* _EXCERPTED DATA_
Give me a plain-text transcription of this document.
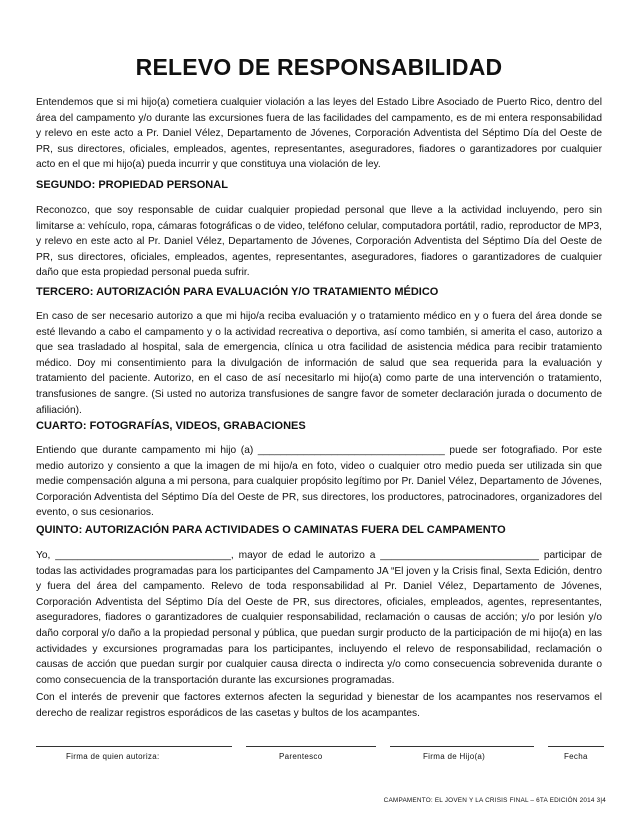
RELEVO DE RESPONSABILIDAD

Entendemos que si mi hijo(a) cometiera cualquier violación a las leyes del Estado Libre Asociado de Puerto Rico, dentro del área del campamento y/o durante las excursiones fuera de las facilidades del campamento, es de mi entera responsabilidad y relevo en este acto a Pr. Daniel Vélez, Departamento de Jóvenes, Corporación Adventista del Séptimo Día del Oeste de PR, sus directores, oficiales, empleados, agentes, representantes, aseguradores, fiadores o garantizadores por cualquier acto en el que mi hijo(a) pueda incurrir y que constituya una violación de ley.

SEGUNDO: PROPIEDAD PERSONAL

Reconozco, que soy responsable de cuidar cualquier propiedad personal que lleve a la actividad incluyendo, pero sin limitarse a: vehículo, ropa, cámaras fotográficas o de video, teléfono celular, computadora portátil, radio, reproductor de MP3, y relevo en este acto al Pr. Daniel Vélez, Departamento de Jóvenes, Corporación Adventista del Séptimo Día del Oeste de PR, sus directores, oficiales, empleados, agentes, representantes, aseguradores, fiadores o garantizadores de cualquier daño que esta propiedad personal pueda sufrir.

TERCERO: AUTORIZACIÓN PARA EVALUACIÓN Y/O TRATAMIENTO MÉDICO

En caso de ser necesario autorizo a que mi hijo/a reciba evaluación y o tratamiento médico en y o fuera del área donde se esté llevando a cabo el campamento y o la actividad recreativa o deportiva, así como también, si amerita el caso, autorizo a que sea trasladado al hospital, sala de emergencia, clínica u otra facilidad de asistencia médica para recibir tratamiento médico. Doy mi consentimiento para la divulgación de información de salud que sea requerida para la evaluación y tratamiento del paciente. Autorizo, en el caso de así necesitarlo mi hijo(a) como parte de una intervención o tratamiento, transfusiones de sangre. (Si usted no autoriza transfusiones de sangre favor de someter declaración jurada o documento de afiliación).

CUARTO: FOTOGRAFÍAS, VIDEOS, GRABACIONES

Entiendo que durante campamento mi hijo (a) _________________________________ puede ser fotografiado. Por este medio autorizo y consiento a que la imagen de mi hijo/a en foto, video o cualquier otro medio pueda ser utilizada sin que medie compensación alguna a mi persona, para cualquier propósito legítimo por Pr. Daniel Vélez, Departamento de Jóvenes, Corporación Adventista del Séptimo Día del Oeste de PR, sus directores, los productores, patrocinadores, organizadores del evento, o sus cesionarios.

QUINTO: AUTORIZACIÓN PARA ACTIVIDADES O CAMINATAS FUERA DEL CAMPAMENTO

Yo, _______________________________, mayor de edad le autorizo a ____________________________ participar de todas las actividades programadas para los participantes del Campamento JA “El joven y la Crisis final, Sexta Edición, dentro y fuera del área del campamento. Relevo de toda responsabilidad al Pr. Daniel Vélez, Departamento de Jóvenes, Corporación Adventista del Séptimo Día del Oeste de PR, sus directores, oficiales, empleados, agentes, representantes, aseguradores, fiadores o garantizadores de cualquier responsabilidad, reclamación o causas de acción; y/o por lesión y/o daño corporal y/o daño a la propiedad personal y pública, que puedan surgir producto de la participación de mi hijo(a) en las actividades y excursiones programadas para los participantes, incluyendo el relevo de responsabilidad, reclamación o causas de acción que puedan surgir por cualquier causa directa o indirecta y/o como consecuencia sobrevenida durante o como consecuencia de la transportación durante las excursiones programadas.

Con el interés de prevenir que factores externos afecten la seguridad y bienestar de los acampantes nos reservamos el derecho de realizar registros esporádicos de las casetas y bultos de los acampantes.

Firma de quien autoriza:	Parentesco	Firma de Hijo(a)	Fecha
CAMPAMENTO: EL JOVEN Y LA CRISIS FINAL – 6TA EDICIÓN 2014 3|4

* _YOUR GOAL_
Which lines hold the word "AUTORIZACIÓN"? Copy all of them.

* _RESPONSE FOR THIS EXERCISE_
TERCERO: AUTORIZACIÓN PARA EVALUACIÓN Y/O TRATAMIENTO MÉDICO
QUINTO: AUTORIZACIÓN PARA ACTIVIDADES O CAMINATAS FUERA DEL CAMPAMENTO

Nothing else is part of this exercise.